■ **Problem description**: Pull out every line containing the string "устройство".

(Extracted records)
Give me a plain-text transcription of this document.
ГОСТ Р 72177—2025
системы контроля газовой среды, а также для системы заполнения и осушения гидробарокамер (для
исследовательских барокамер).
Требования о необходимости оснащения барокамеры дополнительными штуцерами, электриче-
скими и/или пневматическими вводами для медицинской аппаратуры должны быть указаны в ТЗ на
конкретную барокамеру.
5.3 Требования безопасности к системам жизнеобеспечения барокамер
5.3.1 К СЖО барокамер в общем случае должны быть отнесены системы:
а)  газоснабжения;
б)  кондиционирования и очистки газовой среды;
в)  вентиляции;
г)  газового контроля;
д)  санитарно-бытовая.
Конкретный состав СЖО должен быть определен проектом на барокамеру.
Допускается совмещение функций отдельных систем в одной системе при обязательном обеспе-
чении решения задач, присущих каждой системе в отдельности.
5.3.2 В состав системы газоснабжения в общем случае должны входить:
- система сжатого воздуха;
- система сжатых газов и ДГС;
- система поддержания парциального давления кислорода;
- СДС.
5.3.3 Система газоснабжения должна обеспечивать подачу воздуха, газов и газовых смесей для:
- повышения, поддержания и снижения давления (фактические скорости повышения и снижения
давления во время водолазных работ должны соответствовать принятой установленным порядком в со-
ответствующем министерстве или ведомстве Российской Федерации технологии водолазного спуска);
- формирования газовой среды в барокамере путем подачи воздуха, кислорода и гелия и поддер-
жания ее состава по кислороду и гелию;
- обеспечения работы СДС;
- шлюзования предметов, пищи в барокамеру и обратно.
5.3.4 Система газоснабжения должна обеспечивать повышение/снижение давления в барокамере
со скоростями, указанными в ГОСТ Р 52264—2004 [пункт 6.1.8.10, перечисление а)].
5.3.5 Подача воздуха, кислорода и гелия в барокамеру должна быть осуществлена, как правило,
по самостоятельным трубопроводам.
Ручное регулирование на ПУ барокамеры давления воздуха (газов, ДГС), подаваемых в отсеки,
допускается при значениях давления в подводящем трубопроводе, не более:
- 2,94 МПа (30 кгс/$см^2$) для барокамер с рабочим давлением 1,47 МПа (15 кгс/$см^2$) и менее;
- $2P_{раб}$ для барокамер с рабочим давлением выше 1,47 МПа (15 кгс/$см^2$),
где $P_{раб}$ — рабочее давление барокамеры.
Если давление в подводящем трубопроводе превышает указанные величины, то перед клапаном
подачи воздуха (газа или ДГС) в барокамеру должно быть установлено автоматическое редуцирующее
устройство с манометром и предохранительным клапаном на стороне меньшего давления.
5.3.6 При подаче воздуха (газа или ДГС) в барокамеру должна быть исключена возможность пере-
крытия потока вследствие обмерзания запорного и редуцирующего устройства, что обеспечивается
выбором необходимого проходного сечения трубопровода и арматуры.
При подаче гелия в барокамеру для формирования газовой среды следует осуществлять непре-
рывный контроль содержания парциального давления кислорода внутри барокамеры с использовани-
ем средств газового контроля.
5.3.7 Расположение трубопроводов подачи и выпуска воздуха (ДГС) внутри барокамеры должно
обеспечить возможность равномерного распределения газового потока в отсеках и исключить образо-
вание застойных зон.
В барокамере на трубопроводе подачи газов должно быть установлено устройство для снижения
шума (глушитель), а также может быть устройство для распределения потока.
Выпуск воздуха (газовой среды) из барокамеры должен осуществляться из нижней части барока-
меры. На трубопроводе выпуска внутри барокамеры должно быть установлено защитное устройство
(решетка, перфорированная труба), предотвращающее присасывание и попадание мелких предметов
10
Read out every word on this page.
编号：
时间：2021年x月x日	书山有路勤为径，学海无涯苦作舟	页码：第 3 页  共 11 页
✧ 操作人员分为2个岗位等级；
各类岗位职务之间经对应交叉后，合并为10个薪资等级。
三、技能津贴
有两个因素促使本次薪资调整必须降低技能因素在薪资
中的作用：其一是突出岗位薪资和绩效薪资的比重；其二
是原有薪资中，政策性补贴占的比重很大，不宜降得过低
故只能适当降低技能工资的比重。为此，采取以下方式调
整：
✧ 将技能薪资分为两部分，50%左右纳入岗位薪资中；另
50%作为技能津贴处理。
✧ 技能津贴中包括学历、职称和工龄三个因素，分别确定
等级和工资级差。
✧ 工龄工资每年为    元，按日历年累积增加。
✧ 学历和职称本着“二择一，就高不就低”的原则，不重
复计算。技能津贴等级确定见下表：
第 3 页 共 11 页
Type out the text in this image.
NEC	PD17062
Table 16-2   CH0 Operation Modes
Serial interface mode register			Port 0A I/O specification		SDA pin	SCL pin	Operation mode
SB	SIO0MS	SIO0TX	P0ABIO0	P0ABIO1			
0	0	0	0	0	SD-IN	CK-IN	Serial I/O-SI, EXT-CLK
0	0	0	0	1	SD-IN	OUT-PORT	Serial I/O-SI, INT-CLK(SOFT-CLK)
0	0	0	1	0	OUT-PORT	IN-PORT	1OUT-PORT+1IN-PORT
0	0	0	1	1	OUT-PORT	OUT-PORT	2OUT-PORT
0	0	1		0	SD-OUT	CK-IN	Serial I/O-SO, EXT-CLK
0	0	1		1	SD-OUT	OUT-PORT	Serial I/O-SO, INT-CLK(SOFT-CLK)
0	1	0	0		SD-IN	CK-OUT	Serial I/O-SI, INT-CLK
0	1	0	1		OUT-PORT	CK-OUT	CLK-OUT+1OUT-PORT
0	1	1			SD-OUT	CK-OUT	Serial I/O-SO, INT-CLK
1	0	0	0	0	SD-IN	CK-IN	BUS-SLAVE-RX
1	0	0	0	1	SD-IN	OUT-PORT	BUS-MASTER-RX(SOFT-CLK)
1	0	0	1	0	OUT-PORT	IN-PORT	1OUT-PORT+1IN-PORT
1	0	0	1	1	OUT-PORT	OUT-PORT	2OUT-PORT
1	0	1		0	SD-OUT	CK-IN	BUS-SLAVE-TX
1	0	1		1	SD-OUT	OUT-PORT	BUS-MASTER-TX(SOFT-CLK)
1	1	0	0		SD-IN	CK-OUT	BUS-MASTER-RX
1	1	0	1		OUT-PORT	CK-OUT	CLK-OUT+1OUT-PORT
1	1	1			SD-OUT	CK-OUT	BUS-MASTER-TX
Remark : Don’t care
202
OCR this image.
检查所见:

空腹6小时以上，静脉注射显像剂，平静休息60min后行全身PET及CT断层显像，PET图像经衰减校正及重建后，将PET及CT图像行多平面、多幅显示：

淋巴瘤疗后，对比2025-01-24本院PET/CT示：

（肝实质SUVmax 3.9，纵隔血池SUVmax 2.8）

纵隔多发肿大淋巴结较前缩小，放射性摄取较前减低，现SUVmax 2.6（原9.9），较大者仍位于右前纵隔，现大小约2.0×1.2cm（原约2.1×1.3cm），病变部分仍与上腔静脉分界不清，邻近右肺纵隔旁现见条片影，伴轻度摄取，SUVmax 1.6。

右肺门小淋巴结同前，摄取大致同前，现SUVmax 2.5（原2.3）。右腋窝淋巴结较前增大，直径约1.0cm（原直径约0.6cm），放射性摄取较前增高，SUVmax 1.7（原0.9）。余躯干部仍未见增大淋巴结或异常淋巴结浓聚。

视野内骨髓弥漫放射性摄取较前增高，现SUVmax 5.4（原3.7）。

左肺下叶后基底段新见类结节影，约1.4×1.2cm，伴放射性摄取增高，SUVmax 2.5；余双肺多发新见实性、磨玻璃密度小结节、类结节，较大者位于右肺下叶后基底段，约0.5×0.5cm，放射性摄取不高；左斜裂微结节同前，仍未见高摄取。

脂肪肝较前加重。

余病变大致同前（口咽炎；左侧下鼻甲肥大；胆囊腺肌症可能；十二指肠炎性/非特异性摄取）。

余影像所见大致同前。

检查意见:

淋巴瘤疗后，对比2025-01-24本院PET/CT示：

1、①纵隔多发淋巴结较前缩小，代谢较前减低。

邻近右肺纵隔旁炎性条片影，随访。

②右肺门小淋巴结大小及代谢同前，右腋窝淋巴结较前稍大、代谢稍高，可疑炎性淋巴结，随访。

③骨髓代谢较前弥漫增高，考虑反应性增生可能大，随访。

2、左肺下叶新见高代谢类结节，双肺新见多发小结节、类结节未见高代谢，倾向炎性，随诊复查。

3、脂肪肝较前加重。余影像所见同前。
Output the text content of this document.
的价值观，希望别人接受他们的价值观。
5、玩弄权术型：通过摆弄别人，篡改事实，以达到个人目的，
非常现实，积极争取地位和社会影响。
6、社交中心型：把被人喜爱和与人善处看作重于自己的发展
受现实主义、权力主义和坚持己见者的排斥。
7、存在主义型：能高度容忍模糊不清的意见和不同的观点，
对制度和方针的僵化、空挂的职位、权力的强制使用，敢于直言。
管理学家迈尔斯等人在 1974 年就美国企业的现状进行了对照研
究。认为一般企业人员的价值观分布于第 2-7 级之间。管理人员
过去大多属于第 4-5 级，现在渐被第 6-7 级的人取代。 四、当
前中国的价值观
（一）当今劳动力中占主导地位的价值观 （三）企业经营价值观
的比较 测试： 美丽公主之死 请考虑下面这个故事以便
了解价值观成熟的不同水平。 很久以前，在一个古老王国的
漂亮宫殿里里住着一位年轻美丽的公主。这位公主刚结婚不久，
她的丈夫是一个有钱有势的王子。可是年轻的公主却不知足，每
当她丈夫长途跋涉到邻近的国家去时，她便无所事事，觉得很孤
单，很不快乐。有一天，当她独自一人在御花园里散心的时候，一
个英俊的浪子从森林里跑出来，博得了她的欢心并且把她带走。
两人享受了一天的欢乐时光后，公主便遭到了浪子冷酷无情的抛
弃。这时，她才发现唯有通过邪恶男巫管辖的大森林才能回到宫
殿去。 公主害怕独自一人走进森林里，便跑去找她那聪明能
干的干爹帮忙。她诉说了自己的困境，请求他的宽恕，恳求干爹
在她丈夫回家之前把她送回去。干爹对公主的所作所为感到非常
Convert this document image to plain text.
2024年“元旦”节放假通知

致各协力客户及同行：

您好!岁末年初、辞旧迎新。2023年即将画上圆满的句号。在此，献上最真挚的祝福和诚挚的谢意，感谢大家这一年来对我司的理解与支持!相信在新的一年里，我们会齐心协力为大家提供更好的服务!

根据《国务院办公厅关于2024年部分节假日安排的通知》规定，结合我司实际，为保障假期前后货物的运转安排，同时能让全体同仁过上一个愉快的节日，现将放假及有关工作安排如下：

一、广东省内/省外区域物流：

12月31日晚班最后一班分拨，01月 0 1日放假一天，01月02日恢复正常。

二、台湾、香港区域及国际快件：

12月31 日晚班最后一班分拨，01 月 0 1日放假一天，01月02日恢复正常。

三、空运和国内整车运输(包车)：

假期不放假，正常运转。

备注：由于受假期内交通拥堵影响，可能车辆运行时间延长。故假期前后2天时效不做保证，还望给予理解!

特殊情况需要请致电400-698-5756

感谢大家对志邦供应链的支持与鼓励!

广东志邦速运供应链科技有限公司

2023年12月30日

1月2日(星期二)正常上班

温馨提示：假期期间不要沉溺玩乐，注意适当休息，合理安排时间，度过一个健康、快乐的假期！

■ **Exercise answer**:
устройство с манометром и предохранительным клапаном на стороне меньшего давления.
В барокамере на трубопроводе подачи газов должно быть установлено устройство для снижения
шума (глушитель), а также может быть устройство для распределения потока.
меры. На трубопроводе выпуска внутри барокамеры должно быть установлено защитное устройство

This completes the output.